**Exercise aim:** Count how many lines below contain the word "name", then give that number alone.

··· Raw records

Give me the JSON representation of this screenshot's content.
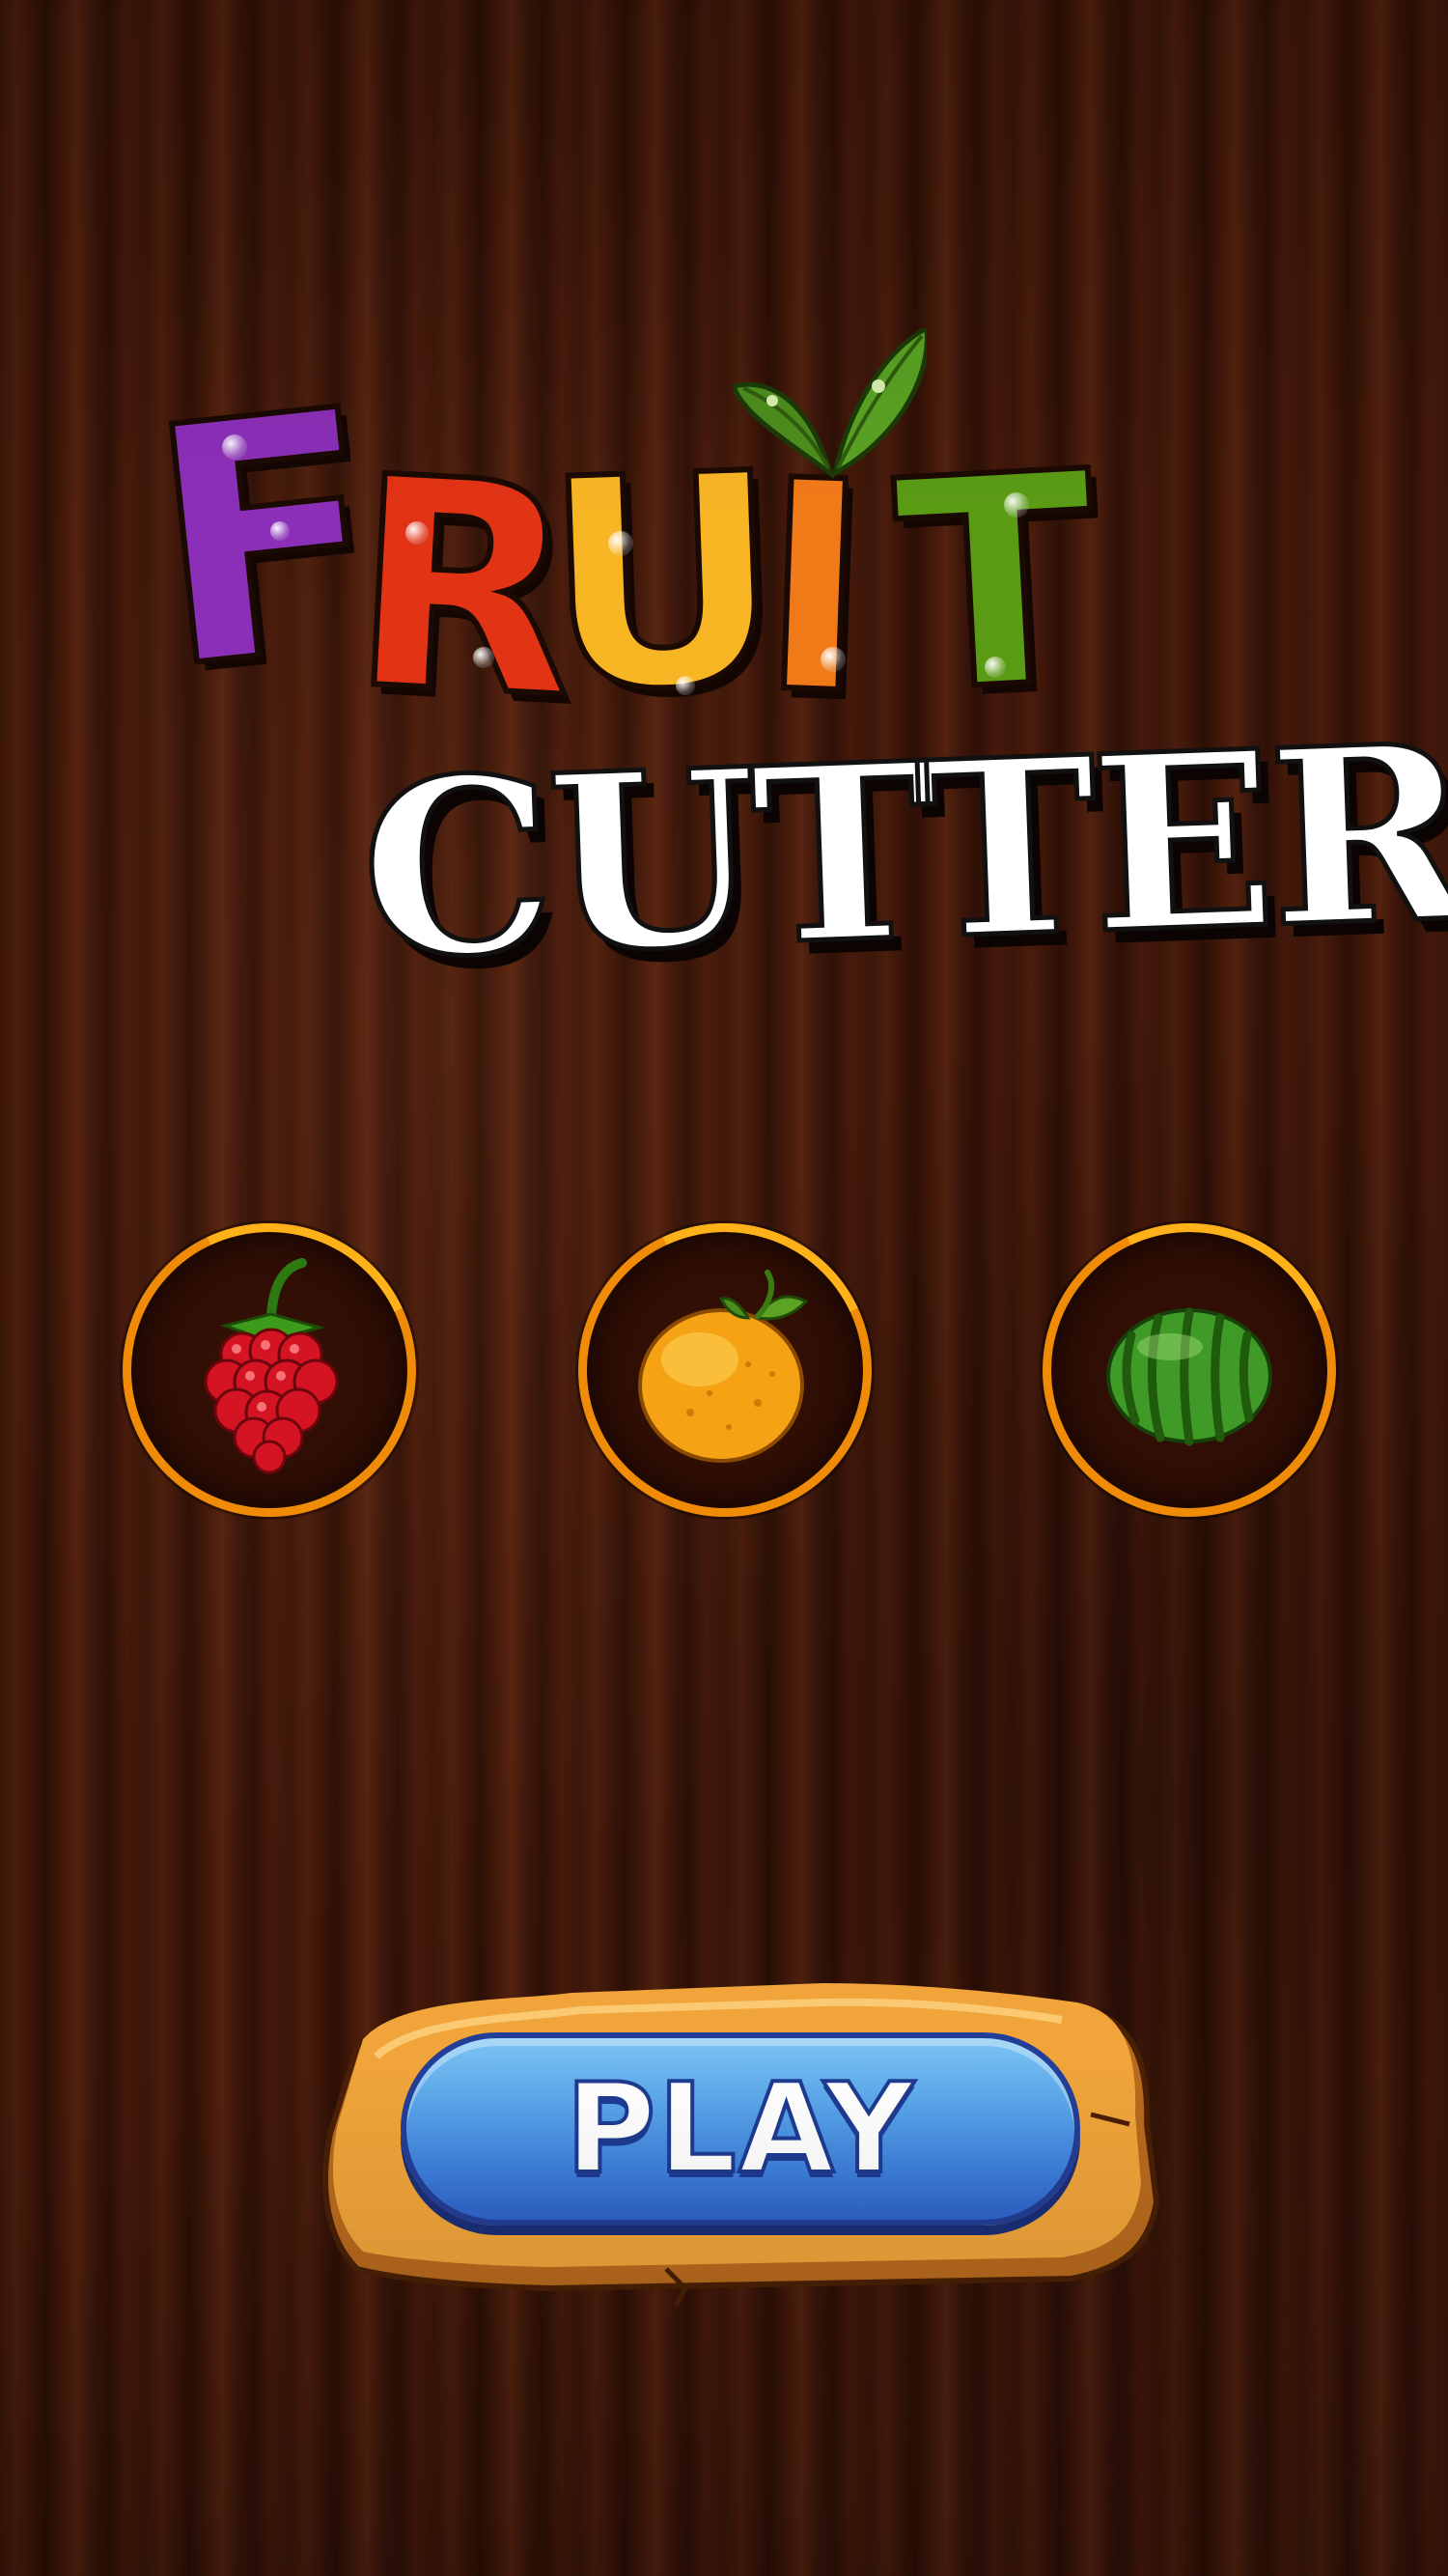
{
  "title": {
    "line1_letters": [
      "F",
      "R",
      "U",
      "I",
      "T"
    ],
    "line2": "CUTTER"
  },
  "fruit_options": [
    {
      "name": "raspberry",
      "icon": "raspberry-icon"
    },
    {
      "name": "orange",
      "icon": "orange-icon"
    },
    {
      "name": "watermelon",
      "icon": "watermelon-icon"
    }
  ],
  "play_button": {
    "label": "PLAY"
  },
  "colors": {
    "background": "#3a1609",
    "ring": "#ef8b06",
    "play_button": "#4a90e2",
    "stone": "#f0a43a",
    "letter_f": "#8b2fb8",
    "letter_r": "#e23315",
    "letter_u": "#f7b524",
    "letter_i": "#f17a18",
    "letter_t": "#5a9b14"
  }
}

······

**Solved exercise:** 3